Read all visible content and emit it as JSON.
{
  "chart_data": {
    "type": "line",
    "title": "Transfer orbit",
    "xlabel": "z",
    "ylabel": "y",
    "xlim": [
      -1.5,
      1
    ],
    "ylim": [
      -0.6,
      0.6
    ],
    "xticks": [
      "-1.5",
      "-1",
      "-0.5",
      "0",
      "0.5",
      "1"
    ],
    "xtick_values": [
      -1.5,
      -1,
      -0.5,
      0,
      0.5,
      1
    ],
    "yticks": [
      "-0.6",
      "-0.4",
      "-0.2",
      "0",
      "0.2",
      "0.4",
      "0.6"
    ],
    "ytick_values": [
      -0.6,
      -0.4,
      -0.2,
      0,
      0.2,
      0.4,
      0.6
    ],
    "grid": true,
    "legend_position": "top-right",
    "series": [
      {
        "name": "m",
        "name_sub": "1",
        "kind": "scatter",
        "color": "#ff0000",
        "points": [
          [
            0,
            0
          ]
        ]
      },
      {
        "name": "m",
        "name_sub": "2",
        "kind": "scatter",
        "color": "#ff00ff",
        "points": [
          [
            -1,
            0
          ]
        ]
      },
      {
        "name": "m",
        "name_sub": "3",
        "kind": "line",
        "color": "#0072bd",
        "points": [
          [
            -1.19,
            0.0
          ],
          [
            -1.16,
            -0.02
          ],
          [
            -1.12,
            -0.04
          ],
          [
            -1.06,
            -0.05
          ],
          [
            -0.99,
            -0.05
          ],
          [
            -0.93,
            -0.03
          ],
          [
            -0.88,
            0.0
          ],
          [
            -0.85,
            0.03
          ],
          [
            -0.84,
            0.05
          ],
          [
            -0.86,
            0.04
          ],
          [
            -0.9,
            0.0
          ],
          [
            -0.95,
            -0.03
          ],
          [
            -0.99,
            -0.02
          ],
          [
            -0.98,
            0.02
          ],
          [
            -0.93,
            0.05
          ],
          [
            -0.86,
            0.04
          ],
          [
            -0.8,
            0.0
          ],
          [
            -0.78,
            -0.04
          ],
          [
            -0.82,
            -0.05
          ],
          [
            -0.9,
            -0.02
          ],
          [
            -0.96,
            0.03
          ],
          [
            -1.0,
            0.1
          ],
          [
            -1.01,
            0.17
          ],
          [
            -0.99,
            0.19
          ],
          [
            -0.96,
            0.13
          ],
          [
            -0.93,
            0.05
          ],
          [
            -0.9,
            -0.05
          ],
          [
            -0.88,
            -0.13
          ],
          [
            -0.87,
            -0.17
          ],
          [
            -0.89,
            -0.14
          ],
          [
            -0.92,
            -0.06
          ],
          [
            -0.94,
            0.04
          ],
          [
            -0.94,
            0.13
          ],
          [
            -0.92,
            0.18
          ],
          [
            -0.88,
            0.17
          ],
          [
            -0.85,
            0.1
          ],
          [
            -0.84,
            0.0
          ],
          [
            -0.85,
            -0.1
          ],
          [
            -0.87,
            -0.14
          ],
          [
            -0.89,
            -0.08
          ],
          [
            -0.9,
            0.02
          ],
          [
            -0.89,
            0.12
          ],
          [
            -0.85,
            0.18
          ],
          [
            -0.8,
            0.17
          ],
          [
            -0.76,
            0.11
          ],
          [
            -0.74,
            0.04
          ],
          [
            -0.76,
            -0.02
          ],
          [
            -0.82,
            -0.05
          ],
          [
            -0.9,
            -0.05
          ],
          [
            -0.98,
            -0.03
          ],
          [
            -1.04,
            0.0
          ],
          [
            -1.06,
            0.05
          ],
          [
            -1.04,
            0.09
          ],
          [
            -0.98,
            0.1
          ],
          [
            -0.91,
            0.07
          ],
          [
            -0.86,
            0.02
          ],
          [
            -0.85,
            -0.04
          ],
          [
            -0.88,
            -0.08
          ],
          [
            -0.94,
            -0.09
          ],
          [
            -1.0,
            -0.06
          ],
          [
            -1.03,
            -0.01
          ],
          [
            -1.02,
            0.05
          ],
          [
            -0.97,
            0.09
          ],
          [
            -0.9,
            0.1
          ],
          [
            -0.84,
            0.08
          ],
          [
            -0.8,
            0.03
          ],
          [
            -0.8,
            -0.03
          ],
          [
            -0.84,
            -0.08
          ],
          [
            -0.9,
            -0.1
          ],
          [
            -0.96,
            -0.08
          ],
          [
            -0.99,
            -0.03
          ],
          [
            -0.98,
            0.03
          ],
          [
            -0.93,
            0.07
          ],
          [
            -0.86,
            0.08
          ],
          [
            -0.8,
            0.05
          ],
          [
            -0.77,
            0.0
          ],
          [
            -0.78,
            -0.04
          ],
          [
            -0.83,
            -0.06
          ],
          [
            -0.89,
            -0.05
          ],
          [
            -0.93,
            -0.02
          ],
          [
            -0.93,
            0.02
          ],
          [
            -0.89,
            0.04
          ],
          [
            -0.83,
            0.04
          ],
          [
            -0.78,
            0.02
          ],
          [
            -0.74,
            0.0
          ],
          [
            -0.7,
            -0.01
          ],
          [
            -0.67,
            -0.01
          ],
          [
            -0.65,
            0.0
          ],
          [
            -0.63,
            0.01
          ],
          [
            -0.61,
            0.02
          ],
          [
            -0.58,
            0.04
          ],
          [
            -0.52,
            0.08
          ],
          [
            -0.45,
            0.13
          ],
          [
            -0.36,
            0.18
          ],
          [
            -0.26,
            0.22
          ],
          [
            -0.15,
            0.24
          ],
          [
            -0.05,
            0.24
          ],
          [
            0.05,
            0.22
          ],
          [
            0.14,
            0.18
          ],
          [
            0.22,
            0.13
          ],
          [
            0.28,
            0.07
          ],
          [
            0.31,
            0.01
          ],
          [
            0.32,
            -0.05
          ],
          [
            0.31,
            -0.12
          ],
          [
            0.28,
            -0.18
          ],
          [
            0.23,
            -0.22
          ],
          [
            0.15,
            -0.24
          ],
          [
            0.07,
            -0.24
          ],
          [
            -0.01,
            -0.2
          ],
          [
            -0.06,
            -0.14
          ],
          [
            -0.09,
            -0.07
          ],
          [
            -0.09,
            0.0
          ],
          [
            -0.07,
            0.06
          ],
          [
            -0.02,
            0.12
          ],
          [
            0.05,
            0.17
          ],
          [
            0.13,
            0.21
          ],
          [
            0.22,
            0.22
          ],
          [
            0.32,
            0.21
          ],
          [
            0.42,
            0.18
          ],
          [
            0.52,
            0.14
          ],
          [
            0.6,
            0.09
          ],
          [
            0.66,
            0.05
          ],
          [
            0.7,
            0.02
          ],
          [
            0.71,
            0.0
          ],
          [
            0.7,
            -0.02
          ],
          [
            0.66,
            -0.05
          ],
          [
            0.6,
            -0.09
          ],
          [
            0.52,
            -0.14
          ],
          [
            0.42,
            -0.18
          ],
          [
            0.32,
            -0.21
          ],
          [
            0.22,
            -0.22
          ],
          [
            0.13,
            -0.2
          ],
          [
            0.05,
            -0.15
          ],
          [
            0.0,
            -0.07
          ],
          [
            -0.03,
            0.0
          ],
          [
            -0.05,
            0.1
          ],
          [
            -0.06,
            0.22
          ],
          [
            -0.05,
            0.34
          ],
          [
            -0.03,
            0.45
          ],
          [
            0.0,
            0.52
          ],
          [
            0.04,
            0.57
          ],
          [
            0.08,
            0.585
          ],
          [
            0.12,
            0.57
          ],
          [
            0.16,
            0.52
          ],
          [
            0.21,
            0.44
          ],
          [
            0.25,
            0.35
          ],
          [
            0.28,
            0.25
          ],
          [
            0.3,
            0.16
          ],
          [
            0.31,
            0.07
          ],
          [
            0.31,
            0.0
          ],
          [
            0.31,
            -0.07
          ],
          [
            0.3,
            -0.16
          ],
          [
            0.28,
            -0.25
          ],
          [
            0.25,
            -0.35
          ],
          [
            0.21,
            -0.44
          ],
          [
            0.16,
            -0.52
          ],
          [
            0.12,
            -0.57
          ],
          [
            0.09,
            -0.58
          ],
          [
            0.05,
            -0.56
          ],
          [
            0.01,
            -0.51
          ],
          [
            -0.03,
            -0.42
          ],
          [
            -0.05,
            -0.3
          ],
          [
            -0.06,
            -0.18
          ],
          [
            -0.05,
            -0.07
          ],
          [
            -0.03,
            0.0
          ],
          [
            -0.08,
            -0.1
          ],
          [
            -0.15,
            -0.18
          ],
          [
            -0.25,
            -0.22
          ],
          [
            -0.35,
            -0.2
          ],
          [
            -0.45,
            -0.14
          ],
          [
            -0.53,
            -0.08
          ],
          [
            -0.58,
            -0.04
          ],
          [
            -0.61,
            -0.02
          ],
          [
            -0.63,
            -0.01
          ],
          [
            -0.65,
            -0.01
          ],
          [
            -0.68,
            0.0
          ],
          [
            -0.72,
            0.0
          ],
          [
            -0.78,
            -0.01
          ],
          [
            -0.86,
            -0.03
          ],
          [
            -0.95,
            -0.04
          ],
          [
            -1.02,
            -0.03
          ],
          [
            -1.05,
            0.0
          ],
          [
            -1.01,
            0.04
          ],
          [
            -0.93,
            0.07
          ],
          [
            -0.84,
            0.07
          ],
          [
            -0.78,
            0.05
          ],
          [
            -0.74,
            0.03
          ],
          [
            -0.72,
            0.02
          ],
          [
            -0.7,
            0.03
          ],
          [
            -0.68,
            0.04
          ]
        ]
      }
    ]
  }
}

= = = = = = =

- GOAL -
Scan the listing above and copy all lines containing the word "color".

- SOLVED PROBLEM -
        "color": "#ff0000",
        "color": "#ff00ff",
        "color": "#0072bd",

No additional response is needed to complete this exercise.